---- Exercise data

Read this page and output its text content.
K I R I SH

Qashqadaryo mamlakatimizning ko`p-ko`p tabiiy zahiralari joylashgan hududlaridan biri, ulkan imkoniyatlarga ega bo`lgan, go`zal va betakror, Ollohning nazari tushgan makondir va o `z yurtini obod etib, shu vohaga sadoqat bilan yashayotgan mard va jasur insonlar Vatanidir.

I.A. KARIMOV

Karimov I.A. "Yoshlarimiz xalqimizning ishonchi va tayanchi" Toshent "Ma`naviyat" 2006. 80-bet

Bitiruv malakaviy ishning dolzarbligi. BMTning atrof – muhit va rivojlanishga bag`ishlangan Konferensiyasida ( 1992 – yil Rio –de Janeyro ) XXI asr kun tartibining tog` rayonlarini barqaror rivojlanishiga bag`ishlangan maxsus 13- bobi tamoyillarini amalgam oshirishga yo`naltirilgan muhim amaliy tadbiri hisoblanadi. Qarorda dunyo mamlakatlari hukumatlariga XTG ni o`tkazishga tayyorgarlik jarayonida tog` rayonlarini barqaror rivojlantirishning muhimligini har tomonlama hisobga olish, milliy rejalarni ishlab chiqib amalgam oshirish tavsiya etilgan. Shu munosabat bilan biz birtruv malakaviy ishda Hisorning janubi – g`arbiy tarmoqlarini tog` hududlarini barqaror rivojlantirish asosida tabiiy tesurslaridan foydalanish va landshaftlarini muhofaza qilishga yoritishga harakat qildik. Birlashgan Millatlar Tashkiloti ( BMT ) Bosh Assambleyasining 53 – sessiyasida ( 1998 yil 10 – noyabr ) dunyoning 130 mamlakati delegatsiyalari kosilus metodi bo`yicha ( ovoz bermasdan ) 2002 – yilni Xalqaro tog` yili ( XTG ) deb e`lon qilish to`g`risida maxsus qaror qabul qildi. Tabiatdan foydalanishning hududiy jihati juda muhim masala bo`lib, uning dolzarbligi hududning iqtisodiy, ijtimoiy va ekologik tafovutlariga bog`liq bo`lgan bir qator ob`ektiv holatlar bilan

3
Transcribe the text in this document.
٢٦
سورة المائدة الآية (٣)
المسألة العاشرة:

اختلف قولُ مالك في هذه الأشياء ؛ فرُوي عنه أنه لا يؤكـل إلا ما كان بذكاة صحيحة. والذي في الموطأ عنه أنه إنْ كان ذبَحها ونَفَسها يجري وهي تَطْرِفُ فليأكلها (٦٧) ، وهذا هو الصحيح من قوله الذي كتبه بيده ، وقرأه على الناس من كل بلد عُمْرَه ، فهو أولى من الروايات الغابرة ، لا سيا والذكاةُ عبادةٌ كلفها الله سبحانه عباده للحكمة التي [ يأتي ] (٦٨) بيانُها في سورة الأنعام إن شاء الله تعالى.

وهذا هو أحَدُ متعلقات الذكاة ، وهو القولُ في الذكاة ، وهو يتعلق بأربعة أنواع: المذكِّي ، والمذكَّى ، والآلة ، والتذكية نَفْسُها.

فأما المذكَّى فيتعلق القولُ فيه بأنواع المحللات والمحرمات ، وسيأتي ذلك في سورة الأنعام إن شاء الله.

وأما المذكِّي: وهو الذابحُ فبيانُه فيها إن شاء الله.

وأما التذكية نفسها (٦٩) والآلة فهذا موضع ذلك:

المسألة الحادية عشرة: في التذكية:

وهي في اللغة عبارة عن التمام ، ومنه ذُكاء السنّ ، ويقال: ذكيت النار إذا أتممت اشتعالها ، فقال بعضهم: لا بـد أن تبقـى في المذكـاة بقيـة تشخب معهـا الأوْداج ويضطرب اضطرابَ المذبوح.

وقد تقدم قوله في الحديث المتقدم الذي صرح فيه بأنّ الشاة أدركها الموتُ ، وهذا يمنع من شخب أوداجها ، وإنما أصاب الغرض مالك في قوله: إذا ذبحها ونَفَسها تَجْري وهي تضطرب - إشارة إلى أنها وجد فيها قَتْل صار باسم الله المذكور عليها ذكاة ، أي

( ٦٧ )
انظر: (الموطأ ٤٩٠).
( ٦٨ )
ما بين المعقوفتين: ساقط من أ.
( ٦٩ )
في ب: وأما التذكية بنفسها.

--------

• **Task to complete**: Make an exact copy of every entry.

• **Exercise response**:
Read this page and output its text content.
K I R I SH

Qashqadaryo mamlakatimizning ko`p-ko`p tabiiy zahiralari joylashgan hududlaridan biri, ulkan imkoniyatlarga ega bo`lgan, go`zal va betakror, Ollohning nazari tushgan makondir va o `z yurtini obod etib, shu vohaga sadoqat bilan yashayotgan mard va jasur insonlar Vatanidir.

I.A. KARIMOV

Karimov I.A. "Yoshlarimiz xalqimizning ishonchi va tayanchi" Toshent "Ma`naviyat" 2006. 80-bet

Bitiruv malakaviy ishning dolzarbligi. BMTning atrof – muhit va rivojlanishga bag`ishlangan Konferensiyasida ( 1992 – yil Rio –de Janeyro ) XXI asr kun tartibining tog` rayonlarini barqaror rivojlanishiga bag`ishlangan maxsus 13- bobi tamoyillarini amalgam oshirishga yo`naltirilgan muhim amaliy tadbiri hisoblanadi. Qarorda dunyo mamlakatlari hukumatlariga XTG ni o`tkazishga tayyorgarlik jarayonida tog` rayonlarini barqaror rivojlantirishning muhimligini har tomonlama hisobga olish, milliy rejalarni ishlab chiqib amalgam oshirish tavsiya etilgan. Shu munosabat bilan biz birtruv malakaviy ishda Hisorning janubi – g`arbiy tarmoqlarini tog` hududlarini barqaror rivojlantirish asosida tabiiy tesurslaridan foydalanish va landshaftlarini muhofaza qilishga yoritishga harakat qildik. Birlashgan Millatlar Tashkiloti ( BMT ) Bosh Assambleyasining 53 – sessiyasida ( 1998 yil 10 – noyabr ) dunyoning 130 mamlakati delegatsiyalari kosilus metodi bo`yicha ( ovoz bermasdan ) 2002 – yilni Xalqaro tog` yili ( XTG ) deb e`lon qilish to`g`risida maxsus qaror qabul qildi. Tabiatdan foydalanishning hududiy jihati juda muhim masala bo`lib, uning dolzarbligi hududning iqtisodiy, ijtimoiy va ekologik tafovutlariga bog`liq bo`lgan bir qator ob`ektiv holatlar bilan

3
Transcribe the text in this document.
٢٦
سورة المائدة الآية (٣)
المسألة العاشرة:

اختلف قولُ مالك في هذه الأشياء ؛ فرُوي عنه أنه لا يؤكـل إلا ما كان بذكاة صحيحة. والذي في الموطأ عنه أنه إنْ كان ذبَحها ونَفَسها يجري وهي تَطْرِفُ فليأكلها (٦٧) ، وهذا هو الصحيح من قوله الذي كتبه بيده ، وقرأه على الناس من كل بلد عُمْرَه ، فهو أولى من الروايات الغابرة ، لا سيا والذكاةُ عبادةٌ كلفها الله سبحانه عباده للحكمة التي [ يأتي ] (٦٨) بيانُها في سورة الأنعام إن شاء الله تعالى.

وهذا هو أحَدُ متعلقات الذكاة ، وهو القولُ في الذكاة ، وهو يتعلق بأربعة أنواع: المذكِّي ، والمذكَّى ، والآلة ، والتذكية نَفْسُها.

فأما المذكَّى فيتعلق القولُ فيه بأنواع المحللات والمحرمات ، وسيأتي ذلك في سورة الأنعام إن شاء الله.

وأما المذكِّي: وهو الذابحُ فبيانُه فيها إن شاء الله.

وأما التذكية نفسها (٦٩) والآلة فهذا موضع ذلك:

المسألة الحادية عشرة: في التذكية:

وهي في اللغة عبارة عن التمام ، ومنه ذُكاء السنّ ، ويقال: ذكيت النار إذا أتممت اشتعالها ، فقال بعضهم: لا بـد أن تبقـى في المذكـاة بقيـة تشخب معهـا الأوْداج ويضطرب اضطرابَ المذبوح.

وقد تقدم قوله في الحديث المتقدم الذي صرح فيه بأنّ الشاة أدركها الموتُ ، وهذا يمنع من شخب أوداجها ، وإنما أصاب الغرض مالك في قوله: إذا ذبحها ونَفَسها تَجْري وهي تضطرب - إشارة إلى أنها وجد فيها قَتْل صار باسم الله المذكور عليها ذكاة ، أي

( ٦٧ )
انظر: (الموطأ ٤٩٠).
( ٦٨ )
ما بين المعقوفتين: ساقط من أ.
( ٦٩ )
في ب: وأما التذكية بنفسها.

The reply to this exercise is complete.